Problem to solve
Identify the lines that contain the word "record" and copy each one.

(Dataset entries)
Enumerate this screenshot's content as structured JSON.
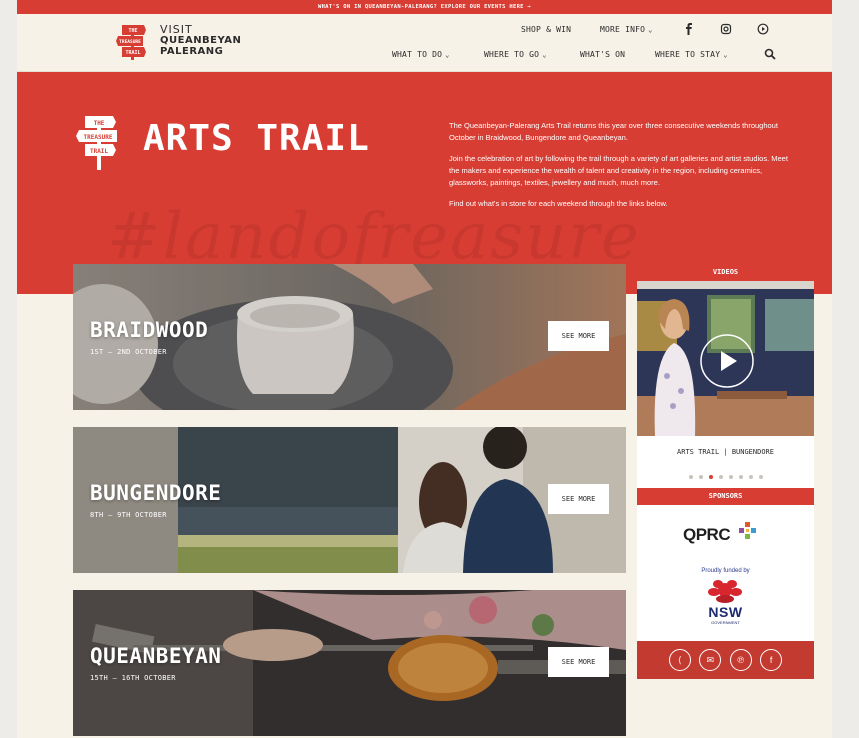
{
  "topbar": {
    "text": "WHAT'S ON IN QUEANBEYAN-PALERANG? EXPLORE OUR EVENTS HERE →"
  },
  "header": {
    "brand_visit": "VISIT",
    "brand_line1": "QUEANBEYAN",
    "brand_line2": "PALERANG",
    "top_links": [
      "SHOP & WIN",
      "MORE INFO"
    ],
    "nav": [
      "WHAT TO DO",
      "WHERE TO GO",
      "WHAT'S ON",
      "WHERE TO STAY"
    ],
    "logo_words": [
      "THE",
      "TREASURE",
      "TRAIL"
    ],
    "social_icons": [
      "facebook-icon",
      "instagram-icon",
      "youtube-icon"
    ]
  },
  "hero": {
    "title": "ARTS TRAIL",
    "logo_words": [
      "THE",
      "TREASURE",
      "TRAIL"
    ],
    "paragraphs": [
      "The Queanbeyan-Palerang Arts Trail returns this year over three consecutive weekends throughout October in Braidwood, Bungendore and Queanbeyan.",
      "Join the celebration of art by following the trail through a variety of art galleries and artist studios. Meet the makers and experience the wealth of talent and creativity in the region, including ceramics, glassworks, paintings, textiles, jewellery and much, much more.",
      "Find out what's in store for each weekend through the links below."
    ],
    "watermark": "#landofreasure"
  },
  "cards": [
    {
      "title": "BRAIDWOOD",
      "date": "1ST – 2ND OCTOBER",
      "button": "SEE MORE"
    },
    {
      "title": "BUNGENDORE",
      "date": "8TH – 9TH OCTOBER",
      "button": "SEE MORE"
    },
    {
      "title": "QUEANBEYAN",
      "date": "15TH – 16TH OCTOBER",
      "button": "SEE MORE"
    }
  ],
  "sidebar": {
    "videos_heading": "VIDEOS",
    "video_caption": "ARTS TRAIL | BUNGENDORE",
    "carousel": {
      "count": 8,
      "active": 2
    },
    "sponsors_heading": "SPONSORS",
    "qprc": "QPRC",
    "proudly": "Proudly funded by",
    "nsw": "NSW",
    "nsw_sub": "GOVERNMENT",
    "share_icons": [
      "share-icon",
      "email-icon",
      "pinterest-icon",
      "facebook-icon"
    ]
  },
  "colors": {
    "brand_red": "#d83d33",
    "cream": "#f7f2e8",
    "dark": "#2b2b2b"
  }
}
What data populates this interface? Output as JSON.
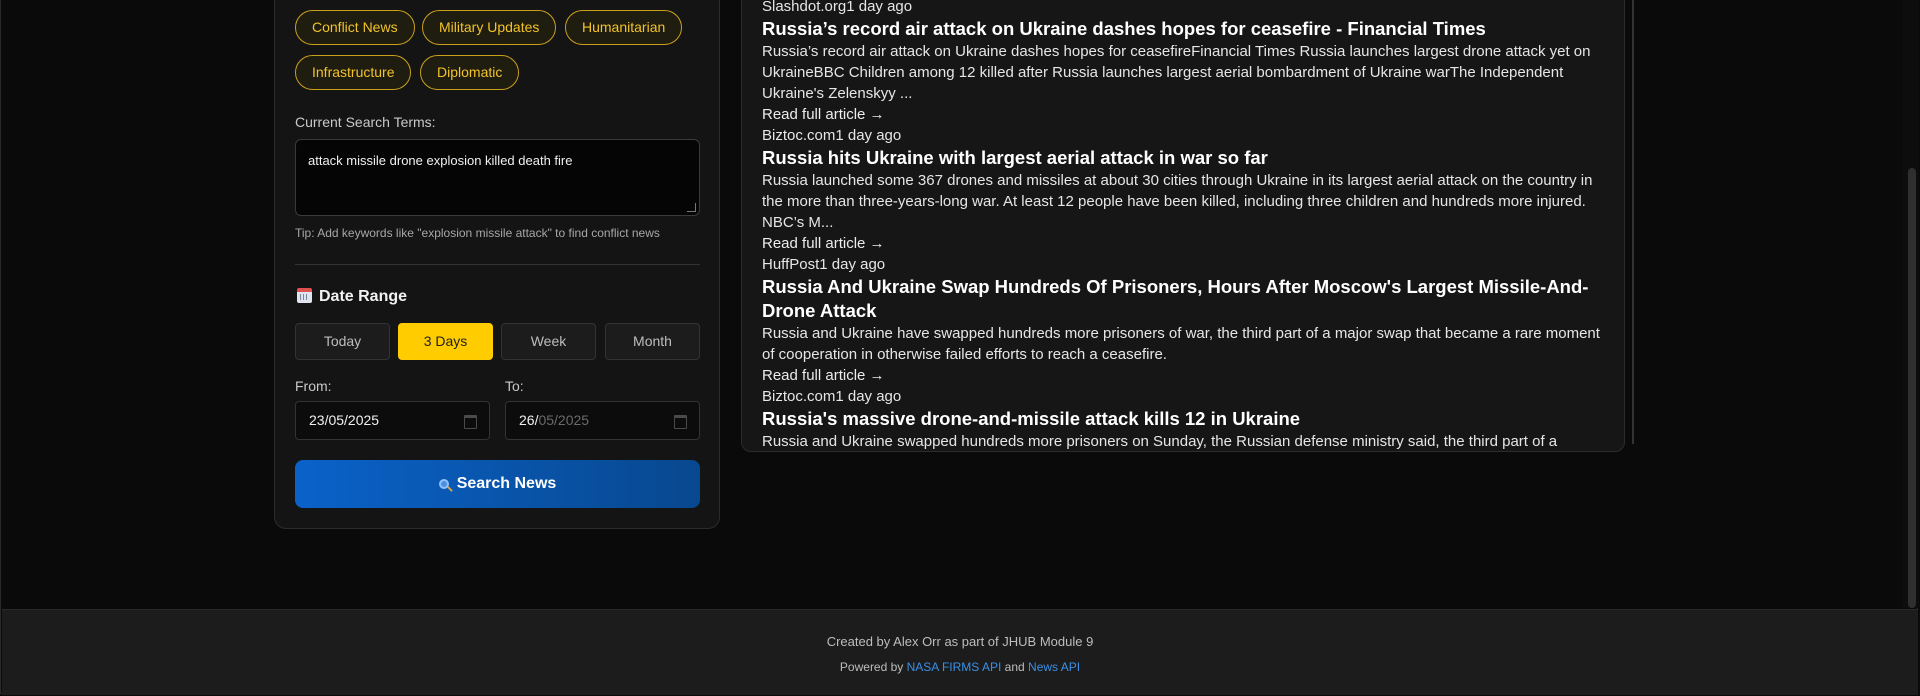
{
  "filters": {
    "chips": [
      "Conflict News",
      "Military Updates",
      "Humanitarian",
      "Infrastructure",
      "Diplomatic"
    ],
    "search_label": "Current Search Terms:",
    "search_terms": "attack missile drone explosion killed death fire",
    "tip": "Tip: Add keywords like \"explosion missile attack\" to find conflict news"
  },
  "date_range": {
    "heading": "Date Range",
    "buttons": [
      "Today",
      "3 Days",
      "Week",
      "Month"
    ],
    "active": "3 Days",
    "from_label": "From:",
    "to_label": "To:",
    "from_value": "23/05/2025",
    "to_day": "26/",
    "to_rest": "05/2025"
  },
  "search_button": "Search News",
  "articles": [
    {
      "meta_only": true,
      "meta": "Slashdot.org1 day ago"
    },
    {
      "title": "Russia’s record air attack on Ukraine dashes hopes for ceasefire - Financial Times",
      "desc": "Russia’s record air attack on Ukraine dashes hopes for ceasefireFinancial Times Russia launches largest drone attack yet on UkraineBBC Children among 12 killed after Russia launches largest aerial bombardment of Ukraine warThe Independent Ukraine's Zelenskyy ...",
      "link": "Read full article →",
      "meta": "Biztoc.com1 day ago"
    },
    {
      "title": "Russia hits Ukraine with largest aerial attack in war so far",
      "desc": "Russia launched some 367 drones and missiles at about 30 cities through Ukraine in its largest aerial attack on the country in the more than three-years-long war. At least 12 people have been killed, including three children and hundreds more injured. NBC’s M...",
      "link": "Read full article →",
      "meta": "HuffPost1 day ago"
    },
    {
      "title": "Russia And Ukraine Swap Hundreds Of Prisoners, Hours After Moscow's Largest Missile-And-Drone Attack",
      "desc": "Russia and Ukraine have swapped hundreds more prisoners of war, the third part of a major swap that became a rare moment of cooperation in otherwise failed efforts to reach a ceasefire.",
      "link": "Read full article →",
      "meta": "Biztoc.com1 day ago"
    },
    {
      "title": "Russia's massive drone-and-missile attack kills 12 in Ukraine",
      "desc": "Russia and Ukraine swapped hundreds more prisoners on Sunday, the Russian defense ministry said, the third part of a",
      "link": "",
      "meta": ""
    }
  ],
  "footer": {
    "credit": "Created by Alex Orr as part of JHUB Module 9",
    "powered_prefix": "Powered by ",
    "api1": "NASA FIRMS API",
    "and": " and ",
    "api2": "News API"
  },
  "colors": {
    "accent_yellow": "#ffcc00",
    "button_blue": "#0a62c9",
    "link_blue": "#3a8fe6"
  }
}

Task output
      "title": "Russia’s record air attack on Ukraine dashes hopes for ceasefire - Financial Times",
      "desc": "Russia’s record air attack on Ukraine dashes hopes for ceasefireFinancial Times Russia launches largest drone attack yet on UkraineBBC Children among 12 killed after Russia launches largest aerial bombardment of Ukraine warThe Independent Ukraine's Zelenskyy ...",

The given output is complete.